• _To be done_
Locate the word "stack" in the material, then show every line that holds it.

• _Data to use_
┄┄┄┄┄┄┄┄┄┄

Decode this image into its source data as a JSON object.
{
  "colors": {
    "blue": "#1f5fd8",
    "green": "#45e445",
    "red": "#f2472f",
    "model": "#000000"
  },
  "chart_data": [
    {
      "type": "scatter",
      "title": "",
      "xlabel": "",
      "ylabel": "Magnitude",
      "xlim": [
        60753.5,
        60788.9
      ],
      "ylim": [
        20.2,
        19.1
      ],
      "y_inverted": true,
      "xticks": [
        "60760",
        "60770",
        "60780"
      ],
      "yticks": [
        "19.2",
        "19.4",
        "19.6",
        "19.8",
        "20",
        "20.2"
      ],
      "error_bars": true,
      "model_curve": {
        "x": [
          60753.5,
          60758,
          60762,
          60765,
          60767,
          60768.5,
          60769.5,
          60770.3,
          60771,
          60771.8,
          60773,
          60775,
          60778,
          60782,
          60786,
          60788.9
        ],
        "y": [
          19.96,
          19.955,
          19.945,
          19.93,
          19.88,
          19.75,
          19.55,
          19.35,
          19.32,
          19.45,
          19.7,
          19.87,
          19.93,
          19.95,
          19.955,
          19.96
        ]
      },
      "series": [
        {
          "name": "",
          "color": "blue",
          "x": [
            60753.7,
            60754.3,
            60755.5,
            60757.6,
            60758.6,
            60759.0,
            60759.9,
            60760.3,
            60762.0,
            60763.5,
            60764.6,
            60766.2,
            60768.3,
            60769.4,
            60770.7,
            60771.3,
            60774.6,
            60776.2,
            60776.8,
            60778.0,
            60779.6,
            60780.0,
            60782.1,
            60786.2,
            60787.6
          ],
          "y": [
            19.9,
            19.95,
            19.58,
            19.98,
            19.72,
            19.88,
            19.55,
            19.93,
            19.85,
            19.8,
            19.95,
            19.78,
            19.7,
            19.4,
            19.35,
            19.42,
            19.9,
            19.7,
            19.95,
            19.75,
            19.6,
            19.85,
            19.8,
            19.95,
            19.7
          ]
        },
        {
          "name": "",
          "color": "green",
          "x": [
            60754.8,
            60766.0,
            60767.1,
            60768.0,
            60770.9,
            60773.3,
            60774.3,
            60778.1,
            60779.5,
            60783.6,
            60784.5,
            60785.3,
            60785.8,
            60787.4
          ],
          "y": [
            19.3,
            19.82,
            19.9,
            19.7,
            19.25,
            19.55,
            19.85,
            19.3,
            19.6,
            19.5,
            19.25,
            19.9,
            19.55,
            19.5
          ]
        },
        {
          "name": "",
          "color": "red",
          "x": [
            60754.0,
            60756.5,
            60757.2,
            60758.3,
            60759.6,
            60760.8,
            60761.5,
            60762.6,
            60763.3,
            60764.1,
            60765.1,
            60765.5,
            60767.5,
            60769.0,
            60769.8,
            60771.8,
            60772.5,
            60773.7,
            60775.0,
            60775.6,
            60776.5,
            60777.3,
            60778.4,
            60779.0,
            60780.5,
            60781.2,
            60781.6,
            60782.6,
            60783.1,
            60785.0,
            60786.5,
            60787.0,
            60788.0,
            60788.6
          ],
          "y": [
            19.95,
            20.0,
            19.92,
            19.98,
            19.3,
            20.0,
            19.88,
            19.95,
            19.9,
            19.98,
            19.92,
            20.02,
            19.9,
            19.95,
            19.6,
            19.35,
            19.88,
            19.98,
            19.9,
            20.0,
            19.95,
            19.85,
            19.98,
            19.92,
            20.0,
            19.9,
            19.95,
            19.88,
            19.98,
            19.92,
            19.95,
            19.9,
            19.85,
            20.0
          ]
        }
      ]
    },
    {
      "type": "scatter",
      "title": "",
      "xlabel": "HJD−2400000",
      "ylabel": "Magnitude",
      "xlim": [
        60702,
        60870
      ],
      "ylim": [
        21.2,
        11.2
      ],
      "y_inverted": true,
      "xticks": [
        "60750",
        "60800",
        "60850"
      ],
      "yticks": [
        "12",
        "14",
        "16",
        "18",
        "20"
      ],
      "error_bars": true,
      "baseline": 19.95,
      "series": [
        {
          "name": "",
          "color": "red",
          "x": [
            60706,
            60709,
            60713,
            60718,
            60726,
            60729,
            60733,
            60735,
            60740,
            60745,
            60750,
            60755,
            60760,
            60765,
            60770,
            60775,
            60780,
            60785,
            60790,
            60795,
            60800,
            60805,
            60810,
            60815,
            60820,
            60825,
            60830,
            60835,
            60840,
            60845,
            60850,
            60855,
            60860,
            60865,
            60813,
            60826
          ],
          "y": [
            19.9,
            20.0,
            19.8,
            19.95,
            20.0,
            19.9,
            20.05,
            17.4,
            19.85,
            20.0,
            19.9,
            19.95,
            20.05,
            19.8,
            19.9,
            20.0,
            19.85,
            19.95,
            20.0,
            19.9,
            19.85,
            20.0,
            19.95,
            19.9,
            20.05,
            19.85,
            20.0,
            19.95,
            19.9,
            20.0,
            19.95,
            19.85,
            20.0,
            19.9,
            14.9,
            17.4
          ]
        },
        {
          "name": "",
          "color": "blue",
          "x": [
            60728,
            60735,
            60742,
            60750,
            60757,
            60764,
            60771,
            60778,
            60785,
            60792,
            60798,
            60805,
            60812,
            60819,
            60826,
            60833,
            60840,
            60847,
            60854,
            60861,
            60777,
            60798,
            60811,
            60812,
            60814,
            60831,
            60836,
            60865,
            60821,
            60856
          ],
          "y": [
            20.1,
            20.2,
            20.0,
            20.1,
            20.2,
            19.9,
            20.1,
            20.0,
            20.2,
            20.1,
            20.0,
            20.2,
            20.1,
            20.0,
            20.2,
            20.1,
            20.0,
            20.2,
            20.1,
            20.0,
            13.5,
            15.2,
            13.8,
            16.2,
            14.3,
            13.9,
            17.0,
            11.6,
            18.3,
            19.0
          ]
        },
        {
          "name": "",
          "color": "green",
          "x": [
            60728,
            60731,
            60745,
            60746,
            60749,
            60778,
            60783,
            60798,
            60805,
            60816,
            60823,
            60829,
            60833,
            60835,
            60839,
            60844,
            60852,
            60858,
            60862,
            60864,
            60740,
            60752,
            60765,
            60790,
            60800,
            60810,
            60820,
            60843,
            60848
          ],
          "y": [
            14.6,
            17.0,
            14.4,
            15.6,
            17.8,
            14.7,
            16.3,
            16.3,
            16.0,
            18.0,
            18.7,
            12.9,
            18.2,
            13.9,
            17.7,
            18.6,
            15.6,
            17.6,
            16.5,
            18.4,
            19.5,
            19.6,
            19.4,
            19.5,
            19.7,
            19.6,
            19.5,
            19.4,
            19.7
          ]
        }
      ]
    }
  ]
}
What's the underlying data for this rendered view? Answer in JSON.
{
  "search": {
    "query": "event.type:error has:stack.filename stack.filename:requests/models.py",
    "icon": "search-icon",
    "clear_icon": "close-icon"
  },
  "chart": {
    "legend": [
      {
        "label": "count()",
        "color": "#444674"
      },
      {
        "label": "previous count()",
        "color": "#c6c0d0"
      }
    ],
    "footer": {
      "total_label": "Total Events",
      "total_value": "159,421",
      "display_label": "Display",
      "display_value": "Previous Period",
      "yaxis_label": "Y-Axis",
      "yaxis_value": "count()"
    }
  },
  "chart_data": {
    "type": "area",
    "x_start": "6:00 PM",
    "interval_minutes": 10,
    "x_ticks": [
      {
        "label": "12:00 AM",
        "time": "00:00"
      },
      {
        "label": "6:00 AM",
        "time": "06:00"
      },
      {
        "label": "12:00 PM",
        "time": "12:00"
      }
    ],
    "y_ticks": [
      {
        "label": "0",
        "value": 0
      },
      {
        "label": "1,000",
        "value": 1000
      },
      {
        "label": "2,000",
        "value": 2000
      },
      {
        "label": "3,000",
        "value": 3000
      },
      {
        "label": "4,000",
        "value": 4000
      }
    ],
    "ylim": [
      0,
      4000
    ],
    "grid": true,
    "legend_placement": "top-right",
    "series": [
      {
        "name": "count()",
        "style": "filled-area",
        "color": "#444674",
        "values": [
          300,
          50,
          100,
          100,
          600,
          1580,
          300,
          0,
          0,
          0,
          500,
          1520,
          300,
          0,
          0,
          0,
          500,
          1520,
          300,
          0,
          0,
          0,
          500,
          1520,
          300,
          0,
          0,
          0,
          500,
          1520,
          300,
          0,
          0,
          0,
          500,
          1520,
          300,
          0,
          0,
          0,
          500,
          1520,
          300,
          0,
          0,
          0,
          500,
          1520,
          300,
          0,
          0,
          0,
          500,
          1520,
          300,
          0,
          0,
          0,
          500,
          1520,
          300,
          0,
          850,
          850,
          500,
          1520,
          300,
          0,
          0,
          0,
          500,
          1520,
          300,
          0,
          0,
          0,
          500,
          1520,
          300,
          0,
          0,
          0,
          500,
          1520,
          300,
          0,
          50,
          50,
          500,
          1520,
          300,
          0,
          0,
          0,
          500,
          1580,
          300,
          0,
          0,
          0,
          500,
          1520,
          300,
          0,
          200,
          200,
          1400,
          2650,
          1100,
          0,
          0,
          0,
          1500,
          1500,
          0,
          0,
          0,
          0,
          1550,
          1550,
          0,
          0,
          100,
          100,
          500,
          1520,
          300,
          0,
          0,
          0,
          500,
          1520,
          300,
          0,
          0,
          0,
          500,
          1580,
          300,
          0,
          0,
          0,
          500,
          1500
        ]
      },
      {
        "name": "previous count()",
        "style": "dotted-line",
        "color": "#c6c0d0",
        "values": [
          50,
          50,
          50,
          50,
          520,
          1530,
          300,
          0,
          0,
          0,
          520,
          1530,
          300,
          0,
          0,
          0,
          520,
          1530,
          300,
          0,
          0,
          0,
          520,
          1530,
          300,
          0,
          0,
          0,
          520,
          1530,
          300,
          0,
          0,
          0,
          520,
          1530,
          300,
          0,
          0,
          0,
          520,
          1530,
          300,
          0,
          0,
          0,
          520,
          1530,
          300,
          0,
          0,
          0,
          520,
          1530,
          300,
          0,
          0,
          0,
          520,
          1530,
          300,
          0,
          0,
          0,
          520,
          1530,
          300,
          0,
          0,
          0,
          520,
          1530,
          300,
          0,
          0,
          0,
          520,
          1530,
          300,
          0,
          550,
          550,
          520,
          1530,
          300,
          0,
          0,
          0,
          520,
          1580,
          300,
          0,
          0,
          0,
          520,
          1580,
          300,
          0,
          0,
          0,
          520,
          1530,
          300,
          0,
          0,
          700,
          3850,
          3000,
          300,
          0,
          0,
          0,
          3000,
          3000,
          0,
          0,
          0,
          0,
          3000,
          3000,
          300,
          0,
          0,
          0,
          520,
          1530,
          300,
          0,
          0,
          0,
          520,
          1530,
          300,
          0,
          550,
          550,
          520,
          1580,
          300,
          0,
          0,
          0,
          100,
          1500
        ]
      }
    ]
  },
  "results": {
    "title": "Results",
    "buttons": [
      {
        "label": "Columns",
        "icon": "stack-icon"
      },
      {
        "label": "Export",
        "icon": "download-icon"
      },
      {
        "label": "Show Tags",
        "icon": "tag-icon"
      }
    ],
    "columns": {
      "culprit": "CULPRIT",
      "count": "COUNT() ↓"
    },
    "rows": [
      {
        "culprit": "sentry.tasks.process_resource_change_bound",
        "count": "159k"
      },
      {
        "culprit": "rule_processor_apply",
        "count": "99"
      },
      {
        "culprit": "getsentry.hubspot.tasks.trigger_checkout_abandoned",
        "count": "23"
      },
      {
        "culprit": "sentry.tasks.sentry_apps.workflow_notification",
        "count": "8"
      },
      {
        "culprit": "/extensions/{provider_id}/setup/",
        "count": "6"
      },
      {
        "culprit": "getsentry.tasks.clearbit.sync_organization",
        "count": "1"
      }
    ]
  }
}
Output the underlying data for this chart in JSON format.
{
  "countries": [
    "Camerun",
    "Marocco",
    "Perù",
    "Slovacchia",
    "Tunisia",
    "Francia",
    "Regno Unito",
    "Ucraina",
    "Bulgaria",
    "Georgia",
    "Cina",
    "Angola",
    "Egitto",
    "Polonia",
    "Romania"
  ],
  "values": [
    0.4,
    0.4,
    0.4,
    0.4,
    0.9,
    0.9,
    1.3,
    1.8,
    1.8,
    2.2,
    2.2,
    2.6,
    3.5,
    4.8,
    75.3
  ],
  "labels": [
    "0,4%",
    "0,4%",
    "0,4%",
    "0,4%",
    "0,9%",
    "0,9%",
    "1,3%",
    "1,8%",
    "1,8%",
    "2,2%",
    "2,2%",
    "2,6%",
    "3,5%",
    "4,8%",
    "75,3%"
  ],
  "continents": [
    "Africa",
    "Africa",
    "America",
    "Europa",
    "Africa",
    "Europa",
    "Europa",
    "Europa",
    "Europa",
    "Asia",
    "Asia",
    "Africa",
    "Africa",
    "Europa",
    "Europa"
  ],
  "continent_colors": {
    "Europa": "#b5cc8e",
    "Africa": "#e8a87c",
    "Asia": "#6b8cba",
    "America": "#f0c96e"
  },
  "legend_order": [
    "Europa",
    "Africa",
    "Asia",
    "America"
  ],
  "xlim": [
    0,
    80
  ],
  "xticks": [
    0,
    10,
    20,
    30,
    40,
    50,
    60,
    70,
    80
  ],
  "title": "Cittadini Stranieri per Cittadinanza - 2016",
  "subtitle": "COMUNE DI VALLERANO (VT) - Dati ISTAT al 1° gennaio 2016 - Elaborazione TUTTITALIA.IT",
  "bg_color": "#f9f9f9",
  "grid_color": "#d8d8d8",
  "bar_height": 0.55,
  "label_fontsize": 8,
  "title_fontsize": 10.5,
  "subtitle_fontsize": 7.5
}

┄┄┄┄┄┄┄┄┄┄

• _Output of the task_
    "query": "event.type:error has:stack.filename stack.filename:requests/models.py",
        "icon": "stack-icon"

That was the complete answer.